» ENTRIES SHOWN:
******************************
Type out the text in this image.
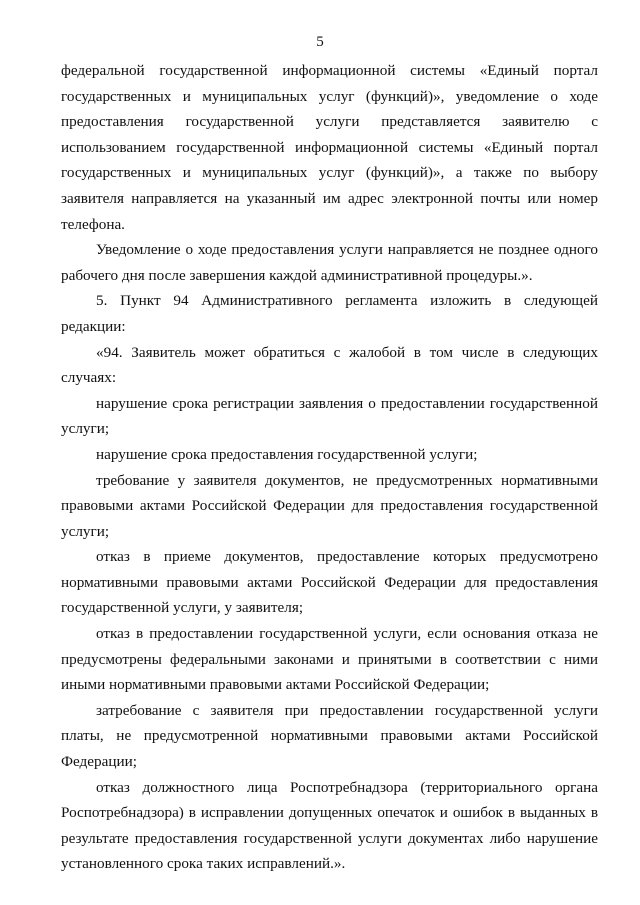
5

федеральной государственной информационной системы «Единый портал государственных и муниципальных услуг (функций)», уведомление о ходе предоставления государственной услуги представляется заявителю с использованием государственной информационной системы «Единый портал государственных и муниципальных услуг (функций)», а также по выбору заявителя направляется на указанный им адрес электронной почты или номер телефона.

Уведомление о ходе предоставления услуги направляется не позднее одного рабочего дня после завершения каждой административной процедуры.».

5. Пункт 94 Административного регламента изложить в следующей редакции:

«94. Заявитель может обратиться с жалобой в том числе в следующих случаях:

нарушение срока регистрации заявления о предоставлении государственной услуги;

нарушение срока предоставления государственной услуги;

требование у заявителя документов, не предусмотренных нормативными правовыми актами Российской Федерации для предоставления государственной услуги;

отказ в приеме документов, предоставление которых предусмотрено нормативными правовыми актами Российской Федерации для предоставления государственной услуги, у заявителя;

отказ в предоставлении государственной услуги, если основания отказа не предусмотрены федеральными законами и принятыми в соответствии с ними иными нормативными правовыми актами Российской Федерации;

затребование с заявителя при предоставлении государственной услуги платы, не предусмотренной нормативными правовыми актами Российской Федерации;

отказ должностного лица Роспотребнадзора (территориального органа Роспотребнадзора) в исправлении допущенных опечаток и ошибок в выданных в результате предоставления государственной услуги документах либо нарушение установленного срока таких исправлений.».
******************************
» SHORT PROBLEM: Identify and copy all lines with the word "Федерации".

» EXERCISE ANSWER:
требование у заявителя документов, не предусмотренных нормативными правовыми актами Российской Федерации для предоставления государственной услуги;
отказ в приеме документов, предоставление которых предусмотрено нормативными правовыми актами Российской Федерации для предоставления государственной услуги, у заявителя;
отказ в предоставлении государственной услуги, если основания отказа не предусмотрены федеральными законами и принятыми в соответствии с ними иными нормативными правовыми актами Российской Федерации;
затребование с заявителя при предоставлении государственной услуги платы, не предусмотренной нормативными правовыми актами Российской Федерации;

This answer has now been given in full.